> Records for the task
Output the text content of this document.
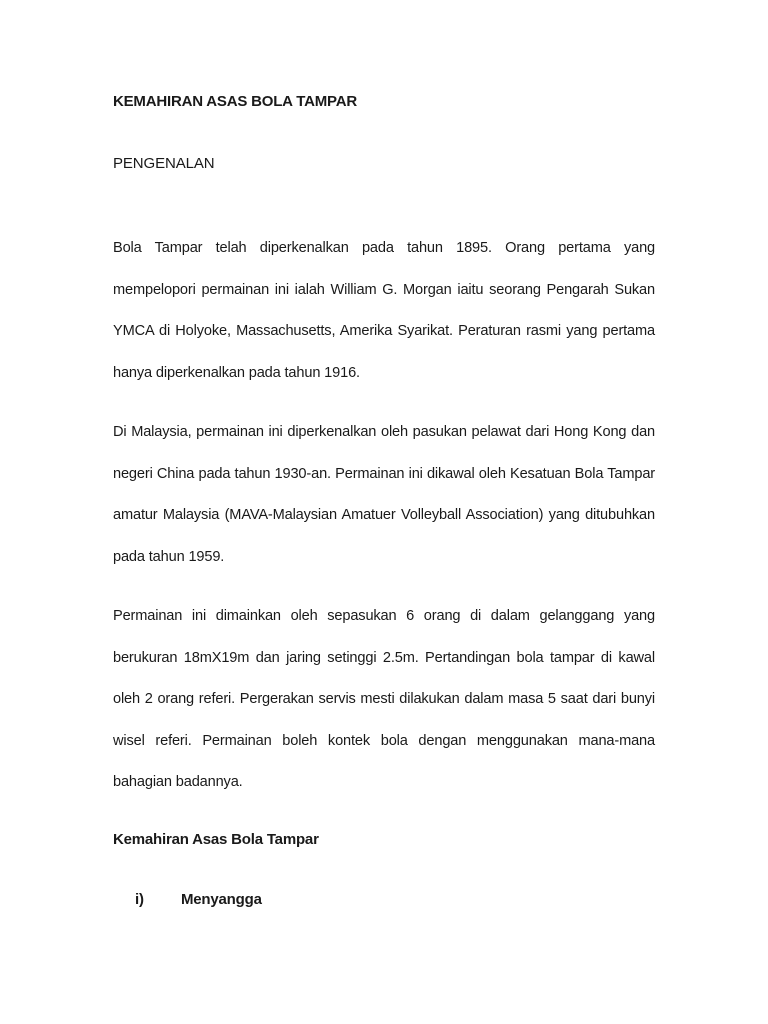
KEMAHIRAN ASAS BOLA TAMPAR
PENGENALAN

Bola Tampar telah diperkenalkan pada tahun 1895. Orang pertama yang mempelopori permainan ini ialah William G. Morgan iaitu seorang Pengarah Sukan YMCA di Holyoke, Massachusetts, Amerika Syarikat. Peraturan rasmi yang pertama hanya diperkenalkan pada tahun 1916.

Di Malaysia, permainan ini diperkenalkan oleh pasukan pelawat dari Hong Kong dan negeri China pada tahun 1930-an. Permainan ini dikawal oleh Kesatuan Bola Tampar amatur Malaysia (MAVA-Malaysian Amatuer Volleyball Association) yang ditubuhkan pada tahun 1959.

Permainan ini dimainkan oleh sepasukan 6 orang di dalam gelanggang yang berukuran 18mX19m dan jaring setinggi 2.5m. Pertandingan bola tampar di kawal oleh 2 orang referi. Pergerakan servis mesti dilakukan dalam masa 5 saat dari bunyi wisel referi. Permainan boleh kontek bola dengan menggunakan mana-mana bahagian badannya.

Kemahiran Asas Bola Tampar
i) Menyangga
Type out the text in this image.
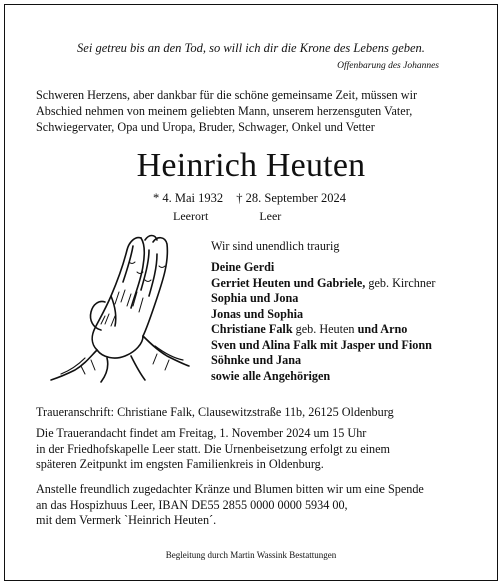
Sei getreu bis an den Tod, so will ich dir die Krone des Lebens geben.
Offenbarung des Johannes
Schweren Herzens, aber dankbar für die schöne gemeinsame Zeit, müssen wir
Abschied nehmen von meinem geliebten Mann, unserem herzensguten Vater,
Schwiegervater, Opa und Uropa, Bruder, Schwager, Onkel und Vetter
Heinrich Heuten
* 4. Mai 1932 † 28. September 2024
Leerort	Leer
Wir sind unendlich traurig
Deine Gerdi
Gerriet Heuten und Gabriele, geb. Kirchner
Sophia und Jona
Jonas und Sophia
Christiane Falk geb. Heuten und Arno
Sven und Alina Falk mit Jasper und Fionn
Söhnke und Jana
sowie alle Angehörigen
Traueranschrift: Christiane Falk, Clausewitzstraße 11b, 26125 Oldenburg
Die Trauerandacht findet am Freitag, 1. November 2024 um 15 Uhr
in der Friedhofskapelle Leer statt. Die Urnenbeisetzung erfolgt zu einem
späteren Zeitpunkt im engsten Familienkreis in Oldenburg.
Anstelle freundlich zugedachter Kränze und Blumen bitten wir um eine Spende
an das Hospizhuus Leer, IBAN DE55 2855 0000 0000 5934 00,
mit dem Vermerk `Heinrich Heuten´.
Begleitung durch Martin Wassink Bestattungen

> Task details
Reproduce each entry precisely, dropping only the pictures.

> Exercise result
Output the text content of this document.
KEMAHIRAN ASAS BOLA TAMPAR
PENGENALAN

Bola Tampar telah diperkenalkan pada tahun 1895. Orang pertama yang mempelopori permainan ini ialah William G. Morgan iaitu seorang Pengarah Sukan YMCA di Holyoke, Massachusetts, Amerika Syarikat. Peraturan rasmi yang pertama hanya diperkenalkan pada tahun 1916.

Di Malaysia, permainan ini diperkenalkan oleh pasukan pelawat dari Hong Kong dan negeri China pada tahun 1930-an. Permainan ini dikawal oleh Kesatuan Bola Tampar amatur Malaysia (MAVA-Malaysian Amatuer Volleyball Association) yang ditubuhkan pada tahun 1959.

Permainan ini dimainkan oleh sepasukan 6 orang di dalam gelanggang yang berukuran 18mX19m dan jaring setinggi 2.5m. Pertandingan bola tampar di kawal oleh 2 orang referi. Pergerakan servis mesti dilakukan dalam masa 5 saat dari bunyi wisel referi. Permainan boleh kontek bola dengan menggunakan mana-mana bahagian badannya.

Kemahiran Asas Bola Tampar
i) Menyangga
Type out the text in this image.
Sei getreu bis an den Tod, so will ich dir die Krone des Lebens geben.
Offenbarung des Johannes
Schweren Herzens, aber dankbar für die schöne gemeinsame Zeit, müssen wir
Abschied nehmen von meinem geliebten Mann, unserem herzensguten Vater,
Schwiegervater, Opa und Uropa, Bruder, Schwager, Onkel und Vetter
Heinrich Heuten
* 4. Mai 1932 † 28. September 2024
Leerort	Leer
Wir sind unendlich traurig
Deine Gerdi
Gerriet Heuten und Gabriele, geb. Kirchner
Sophia und Jona
Jonas und Sophia
Christiane Falk geb. Heuten und Arno
Sven und Alina Falk mit Jasper und Fionn
Söhnke und Jana
sowie alle Angehörigen
Traueranschrift: Christiane Falk, Clausewitzstraße 11b, 26125 Oldenburg
Die Trauerandacht findet am Freitag, 1. November 2024 um 15 Uhr
in der Friedhofskapelle Leer statt. Die Urnenbeisetzung erfolgt zu einem
späteren Zeitpunkt im engsten Familienkreis in Oldenburg.
Anstelle freundlich zugedachter Kränze und Blumen bitten wir um eine Spende
an das Hospizhuus Leer, IBAN DE55 2855 0000 0000 5934 00,
mit dem Vermerk `Heinrich Heuten´.
Begleitung durch Martin Wassink Bestattungen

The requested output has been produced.